◆ **Problem to work on**
Repeat the whole listing exactly.

□ □ □ □ □ □ □

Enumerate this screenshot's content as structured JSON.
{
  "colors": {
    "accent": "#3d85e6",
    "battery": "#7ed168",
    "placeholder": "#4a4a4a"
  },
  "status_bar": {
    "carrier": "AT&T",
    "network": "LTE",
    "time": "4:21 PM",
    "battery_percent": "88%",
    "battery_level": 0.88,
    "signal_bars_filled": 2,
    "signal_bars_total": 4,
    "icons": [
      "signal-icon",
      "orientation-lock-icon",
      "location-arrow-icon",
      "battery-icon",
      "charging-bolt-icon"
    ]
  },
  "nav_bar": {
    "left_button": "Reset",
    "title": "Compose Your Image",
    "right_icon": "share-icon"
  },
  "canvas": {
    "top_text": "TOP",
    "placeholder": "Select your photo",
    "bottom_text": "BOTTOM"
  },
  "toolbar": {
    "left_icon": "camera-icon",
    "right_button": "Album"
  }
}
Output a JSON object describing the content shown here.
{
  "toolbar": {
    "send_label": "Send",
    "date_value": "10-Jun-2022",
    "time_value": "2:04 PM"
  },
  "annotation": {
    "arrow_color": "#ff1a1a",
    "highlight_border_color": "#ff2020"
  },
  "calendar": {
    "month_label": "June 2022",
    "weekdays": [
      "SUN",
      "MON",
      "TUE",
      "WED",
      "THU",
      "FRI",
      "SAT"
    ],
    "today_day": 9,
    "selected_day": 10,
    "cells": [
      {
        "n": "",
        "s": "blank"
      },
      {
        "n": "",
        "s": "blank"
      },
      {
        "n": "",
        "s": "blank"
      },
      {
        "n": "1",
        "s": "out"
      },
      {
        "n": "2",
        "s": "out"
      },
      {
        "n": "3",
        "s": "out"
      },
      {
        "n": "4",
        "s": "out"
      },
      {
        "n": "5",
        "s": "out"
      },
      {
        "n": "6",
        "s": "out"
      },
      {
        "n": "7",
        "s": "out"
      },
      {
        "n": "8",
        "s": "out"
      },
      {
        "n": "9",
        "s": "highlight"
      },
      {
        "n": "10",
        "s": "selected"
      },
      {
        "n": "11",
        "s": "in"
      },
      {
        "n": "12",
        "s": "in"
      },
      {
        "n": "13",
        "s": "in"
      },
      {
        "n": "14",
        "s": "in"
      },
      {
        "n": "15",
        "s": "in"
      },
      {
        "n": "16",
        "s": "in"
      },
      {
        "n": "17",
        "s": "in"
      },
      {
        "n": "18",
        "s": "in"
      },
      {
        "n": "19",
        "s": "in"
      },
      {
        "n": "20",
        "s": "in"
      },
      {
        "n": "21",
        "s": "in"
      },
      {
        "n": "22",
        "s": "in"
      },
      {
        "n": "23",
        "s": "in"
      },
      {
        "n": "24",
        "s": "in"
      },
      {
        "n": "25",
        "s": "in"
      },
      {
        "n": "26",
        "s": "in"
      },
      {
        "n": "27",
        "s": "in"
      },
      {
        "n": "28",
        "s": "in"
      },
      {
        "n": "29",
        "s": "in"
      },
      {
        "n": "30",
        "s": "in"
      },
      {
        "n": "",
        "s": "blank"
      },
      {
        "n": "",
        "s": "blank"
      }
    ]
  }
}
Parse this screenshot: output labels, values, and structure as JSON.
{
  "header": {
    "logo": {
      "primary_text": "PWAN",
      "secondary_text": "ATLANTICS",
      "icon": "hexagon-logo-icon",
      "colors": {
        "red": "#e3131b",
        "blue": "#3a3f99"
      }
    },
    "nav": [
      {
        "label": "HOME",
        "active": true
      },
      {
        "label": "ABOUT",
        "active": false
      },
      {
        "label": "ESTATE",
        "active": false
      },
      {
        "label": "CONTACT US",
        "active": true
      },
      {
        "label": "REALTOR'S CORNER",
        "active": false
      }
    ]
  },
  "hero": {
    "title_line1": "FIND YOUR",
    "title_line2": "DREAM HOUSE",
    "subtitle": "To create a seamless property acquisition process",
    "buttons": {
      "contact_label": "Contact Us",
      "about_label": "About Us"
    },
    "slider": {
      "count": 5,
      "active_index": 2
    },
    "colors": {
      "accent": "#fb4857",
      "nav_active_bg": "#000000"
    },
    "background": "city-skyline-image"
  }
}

□ □ □ □ □ □ □

◆ **Answer to this problem**
Enumerate this screenshot's content as structured JSON.
{
  "colors": {
    "accent": "#3d85e6",
    "battery": "#7ed168",
    "placeholder": "#4a4a4a"
  },
  "status_bar": {
    "carrier": "AT&T",
    "network": "LTE",
    "time": "4:21 PM",
    "battery_percent": "88%",
    "battery_level": 0.88,
    "signal_bars_filled": 2,
    "signal_bars_total": 4,
    "icons": [
      "signal-icon",
      "orientation-lock-icon",
      "location-arrow-icon",
      "battery-icon",
      "charging-bolt-icon"
    ]
  },
  "nav_bar": {
    "left_button": "Reset",
    "title": "Compose Your Image",
    "right_icon": "share-icon"
  },
  "canvas": {
    "top_text": "TOP",
    "placeholder": "Select your photo",
    "bottom_text": "BOTTOM"
  },
  "toolbar": {
    "left_icon": "camera-icon",
    "right_button": "Album"
  }
}
Output a JSON object describing the content shown here.
{
  "toolbar": {
    "send_label": "Send",
    "date_value": "10-Jun-2022",
    "time_value": "2:04 PM"
  },
  "annotation": {
    "arrow_color": "#ff1a1a",
    "highlight_border_color": "#ff2020"
  },
  "calendar": {
    "month_label": "June 2022",
    "weekdays": [
      "SUN",
      "MON",
      "TUE",
      "WED",
      "THU",
      "FRI",
      "SAT"
    ],
    "today_day": 9,
    "selected_day": 10,
    "cells": [
      {
        "n": "",
        "s": "blank"
      },
      {
        "n": "",
        "s": "blank"
      },
      {
        "n": "",
        "s": "blank"
      },
      {
        "n": "1",
        "s": "out"
      },
      {
        "n": "2",
        "s": "out"
      },
      {
        "n": "3",
        "s": "out"
      },
      {
        "n": "4",
        "s": "out"
      },
      {
        "n": "5",
        "s": "out"
      },
      {
        "n": "6",
        "s": "out"
      },
      {
        "n": "7",
        "s": "out"
      },
      {
        "n": "8",
        "s": "out"
      },
      {
        "n": "9",
        "s": "highlight"
      },
      {
        "n": "10",
        "s": "selected"
      },
      {
        "n": "11",
        "s": "in"
      },
      {
        "n": "12",
        "s": "in"
      },
      {
        "n": "13",
        "s": "in"
      },
      {
        "n": "14",
        "s": "in"
      },
      {
        "n": "15",
        "s": "in"
      },
      {
        "n": "16",
        "s": "in"
      },
      {
        "n": "17",
        "s": "in"
      },
      {
        "n": "18",
        "s": "in"
      },
      {
        "n": "19",
        "s": "in"
      },
      {
        "n": "20",
        "s": "in"
      },
      {
        "n": "21",
        "s": "in"
      },
      {
        "n": "22",
        "s": "in"
      },
      {
        "n": "23",
        "s": "in"
      },
      {
        "n": "24",
        "s": "in"
      },
      {
        "n": "25",
        "s": "in"
      },
      {
        "n": "26",
        "s": "in"
      },
      {
        "n": "27",
        "s": "in"
      },
      {
        "n": "28",
        "s": "in"
      },
      {
        "n": "29",
        "s": "in"
      },
      {
        "n": "30",
        "s": "in"
      },
      {
        "n": "",
        "s": "blank"
      },
      {
        "n": "",
        "s": "blank"
      }
    ]
  }
}
Parse this screenshot: output labels, values, and structure as JSON.
{
  "header": {
    "logo": {
      "primary_text": "PWAN",
      "secondary_text": "ATLANTICS",
      "icon": "hexagon-logo-icon",
      "colors": {
        "red": "#e3131b",
        "blue": "#3a3f99"
      }
    },
    "nav": [
      {
        "label": "HOME",
        "active": true
      },
      {
        "label": "ABOUT",
        "active": false
      },
      {
        "label": "ESTATE",
        "active": false
      },
      {
        "label": "CONTACT US",
        "active": true
      },
      {
        "label": "REALTOR'S CORNER",
        "active": false
      }
    ]
  },
  "hero": {
    "title_line1": "FIND YOUR",
    "title_line2": "DREAM HOUSE",
    "subtitle": "To create a seamless property acquisition process",
    "buttons": {
      "contact_label": "Contact Us",
      "about_label": "About Us"
    },
    "slider": {
      "count": 5,
      "active_index": 2
    },
    "colors": {
      "accent": "#fb4857",
      "nav_active_bg": "#000000"
    },
    "background": "city-skyline-image"
  }
}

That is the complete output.